= Task to complete =
Check every line below for the word "clear" and copy the ones that have it.

┏━━

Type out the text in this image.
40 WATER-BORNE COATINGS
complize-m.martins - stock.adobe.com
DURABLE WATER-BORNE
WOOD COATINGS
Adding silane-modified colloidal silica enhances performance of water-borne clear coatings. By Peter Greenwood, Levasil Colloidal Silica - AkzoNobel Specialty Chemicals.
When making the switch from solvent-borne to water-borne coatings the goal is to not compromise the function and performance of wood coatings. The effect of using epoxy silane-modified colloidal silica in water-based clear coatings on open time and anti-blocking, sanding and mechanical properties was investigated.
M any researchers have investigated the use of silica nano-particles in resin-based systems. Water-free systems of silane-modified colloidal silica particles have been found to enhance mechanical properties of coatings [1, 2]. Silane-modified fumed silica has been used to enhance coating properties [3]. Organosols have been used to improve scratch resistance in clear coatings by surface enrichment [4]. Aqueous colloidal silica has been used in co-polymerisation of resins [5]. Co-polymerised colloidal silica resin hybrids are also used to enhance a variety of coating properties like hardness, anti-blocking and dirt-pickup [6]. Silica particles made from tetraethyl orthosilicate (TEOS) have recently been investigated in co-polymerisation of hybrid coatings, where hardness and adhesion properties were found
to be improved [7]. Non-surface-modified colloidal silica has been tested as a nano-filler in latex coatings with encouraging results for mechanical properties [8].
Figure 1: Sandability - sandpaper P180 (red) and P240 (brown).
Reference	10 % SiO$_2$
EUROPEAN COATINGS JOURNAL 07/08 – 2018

┗━━

= Answer to the task =
Adding silane-modified colloidal silica enhances performance of water-borne clear coatings. By Peter Greenwood, Levasil Colloidal Silica - AkzoNobel Specialty Chemicals.
When making the switch from solvent-borne to water-borne coatings the goal is to not compromise the function and performance of wood coatings. The effect of using epoxy silane-modified colloidal silica in water-based clear coatings on open time and anti-blocking, sanding and mechanical properties was investigated.
M any researchers have investigated the use of silica nano-particles in resin-based systems. Water-free systems of silane-modified colloidal silica particles have been found to enhance mechanical properties of coatings [1, 2]. Silane-modified fumed silica has been used to enhance coating properties [3]. Organosols have been used to improve scratch resistance in clear coatings by surface enrichment [4]. Aqueous colloidal silica has been used in co-polymerisation of resins [5]. Co-polymerised colloidal silica resin hybrids are also used to enhance a variety of coating properties like hardness, anti-blocking and dirt-pickup [6]. Silica particles made from tetraethyl orthosilicate (TEOS) have recently been investigated in co-polymerisation of hybrid coatings, where hardness and adhesion properties were found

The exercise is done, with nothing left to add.